Entri wilayah tata letak:
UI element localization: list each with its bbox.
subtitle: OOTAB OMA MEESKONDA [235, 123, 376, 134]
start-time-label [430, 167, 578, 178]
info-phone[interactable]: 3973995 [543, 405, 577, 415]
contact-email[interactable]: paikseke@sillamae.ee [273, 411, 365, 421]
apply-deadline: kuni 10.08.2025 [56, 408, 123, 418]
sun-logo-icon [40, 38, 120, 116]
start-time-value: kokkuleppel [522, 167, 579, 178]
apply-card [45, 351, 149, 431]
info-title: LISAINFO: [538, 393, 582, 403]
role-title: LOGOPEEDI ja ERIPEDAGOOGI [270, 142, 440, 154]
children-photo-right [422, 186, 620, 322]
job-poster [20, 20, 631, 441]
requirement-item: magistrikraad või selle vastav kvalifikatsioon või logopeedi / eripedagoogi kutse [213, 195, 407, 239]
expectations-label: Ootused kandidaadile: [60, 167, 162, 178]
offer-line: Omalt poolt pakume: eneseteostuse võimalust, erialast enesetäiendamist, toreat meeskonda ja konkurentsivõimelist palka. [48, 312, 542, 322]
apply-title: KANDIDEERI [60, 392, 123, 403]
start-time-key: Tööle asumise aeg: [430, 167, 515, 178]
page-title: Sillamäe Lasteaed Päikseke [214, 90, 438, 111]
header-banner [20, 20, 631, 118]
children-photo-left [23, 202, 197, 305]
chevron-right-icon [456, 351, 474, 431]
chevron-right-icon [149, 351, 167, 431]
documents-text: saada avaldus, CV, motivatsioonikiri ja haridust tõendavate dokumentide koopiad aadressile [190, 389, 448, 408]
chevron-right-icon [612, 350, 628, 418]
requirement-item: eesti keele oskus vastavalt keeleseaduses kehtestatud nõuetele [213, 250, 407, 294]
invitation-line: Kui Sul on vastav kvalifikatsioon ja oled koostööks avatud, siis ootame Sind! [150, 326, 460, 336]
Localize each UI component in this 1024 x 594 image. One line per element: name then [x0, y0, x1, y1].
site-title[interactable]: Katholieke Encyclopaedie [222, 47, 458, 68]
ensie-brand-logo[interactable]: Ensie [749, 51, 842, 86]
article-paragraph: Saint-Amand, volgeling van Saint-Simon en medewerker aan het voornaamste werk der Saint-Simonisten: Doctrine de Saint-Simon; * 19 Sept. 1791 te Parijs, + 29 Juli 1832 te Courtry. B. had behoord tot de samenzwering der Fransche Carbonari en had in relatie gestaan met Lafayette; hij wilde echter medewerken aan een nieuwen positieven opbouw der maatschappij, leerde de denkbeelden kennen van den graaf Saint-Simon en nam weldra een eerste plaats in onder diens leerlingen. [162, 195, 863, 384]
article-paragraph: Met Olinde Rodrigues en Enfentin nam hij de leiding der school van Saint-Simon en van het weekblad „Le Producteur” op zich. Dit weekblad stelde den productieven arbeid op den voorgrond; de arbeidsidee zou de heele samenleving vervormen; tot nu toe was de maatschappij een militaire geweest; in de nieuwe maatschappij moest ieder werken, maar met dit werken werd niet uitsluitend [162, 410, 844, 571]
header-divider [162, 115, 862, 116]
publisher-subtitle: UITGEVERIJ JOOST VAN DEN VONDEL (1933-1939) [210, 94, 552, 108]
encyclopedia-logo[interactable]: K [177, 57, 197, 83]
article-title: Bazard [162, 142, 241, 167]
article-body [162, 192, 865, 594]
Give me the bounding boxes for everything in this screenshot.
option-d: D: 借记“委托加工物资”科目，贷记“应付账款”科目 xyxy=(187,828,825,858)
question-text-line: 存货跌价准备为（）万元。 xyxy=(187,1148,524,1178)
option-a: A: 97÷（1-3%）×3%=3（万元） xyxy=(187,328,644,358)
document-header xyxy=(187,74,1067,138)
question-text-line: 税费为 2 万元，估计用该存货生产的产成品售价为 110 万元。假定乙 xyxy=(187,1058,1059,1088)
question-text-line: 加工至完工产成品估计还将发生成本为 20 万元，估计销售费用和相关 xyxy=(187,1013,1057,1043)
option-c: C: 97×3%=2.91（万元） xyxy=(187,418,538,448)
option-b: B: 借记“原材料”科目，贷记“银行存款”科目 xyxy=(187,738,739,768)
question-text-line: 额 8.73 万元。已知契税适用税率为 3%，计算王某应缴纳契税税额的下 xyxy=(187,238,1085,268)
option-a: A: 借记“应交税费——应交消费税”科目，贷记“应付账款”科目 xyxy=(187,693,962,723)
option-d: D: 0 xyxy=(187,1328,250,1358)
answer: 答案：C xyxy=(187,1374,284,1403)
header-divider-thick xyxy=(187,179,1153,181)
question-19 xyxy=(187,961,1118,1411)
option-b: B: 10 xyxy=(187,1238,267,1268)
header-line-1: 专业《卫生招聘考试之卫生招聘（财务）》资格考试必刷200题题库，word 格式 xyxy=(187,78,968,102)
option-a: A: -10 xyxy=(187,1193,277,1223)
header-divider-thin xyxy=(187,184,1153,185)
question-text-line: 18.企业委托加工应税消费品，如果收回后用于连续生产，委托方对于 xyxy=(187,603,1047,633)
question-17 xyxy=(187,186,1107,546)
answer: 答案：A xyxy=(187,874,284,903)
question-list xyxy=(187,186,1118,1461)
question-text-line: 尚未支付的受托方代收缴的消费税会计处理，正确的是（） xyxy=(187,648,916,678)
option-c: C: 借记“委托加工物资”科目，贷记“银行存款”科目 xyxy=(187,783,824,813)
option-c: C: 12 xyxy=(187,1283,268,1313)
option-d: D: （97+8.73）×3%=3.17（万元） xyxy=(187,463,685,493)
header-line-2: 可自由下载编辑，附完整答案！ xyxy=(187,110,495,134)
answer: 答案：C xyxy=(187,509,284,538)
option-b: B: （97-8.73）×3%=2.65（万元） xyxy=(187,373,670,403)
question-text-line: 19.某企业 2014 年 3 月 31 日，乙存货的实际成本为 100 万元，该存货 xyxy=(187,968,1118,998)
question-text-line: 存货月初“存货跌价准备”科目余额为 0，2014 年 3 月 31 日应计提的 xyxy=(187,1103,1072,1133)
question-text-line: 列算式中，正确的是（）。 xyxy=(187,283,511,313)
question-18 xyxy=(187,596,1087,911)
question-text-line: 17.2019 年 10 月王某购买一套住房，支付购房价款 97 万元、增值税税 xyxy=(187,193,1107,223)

### TUJUAN TUGAS
Susun entri di atas sebagai daftar JSON berisi string, satu string untuk setiap baris dan tanpa baris kosong. Mulailah dari baris pertama entri dan berhentilah pada baris yang memuat "expectations-label: Ootused kandidaadile: [60, 167, 162, 178]", dengan baris itu ikut disertakan.

### TUGAS SELESAI
[
  "UI element localization: list each with its bbox.",
  "subtitle: OOTAB OMA MEESKONDA [235, 123, 376, 134]",
  "start-time-label [430, 167, 578, 178]",
  "info-phone[interactable]: 3973995 [543, 405, 577, 415]",
  "contact-email[interactable]: paikseke@sillamae.ee [273, 411, 365, 421]",
  "apply-deadline: kuni 10.08.2025 [56, 408, 123, 418]",
  "sun-logo-icon [40, 38, 120, 116]",
  "start-time-value: kokkuleppel [522, 167, 579, 178]",
  "apply-card [45, 351, 149, 431]",
  "info-title: LISAINFO: [538, 393, 582, 403]",
  "role-title: LOGOPEEDI ja ERIPEDAGOOGI [270, 142, 440, 154]",
  "children-photo-right [422, 186, 620, 322]",
  "job-poster [20, 20, 631, 441]",
  "requirement-item: magistrikraad või selle vastav kvalifikatsioon või logopeedi / eripedagoogi kutse [213, 195, 407, 239]",
  "expectations-label: Ootused kandidaadile: [60, 167, 162, 178]"
]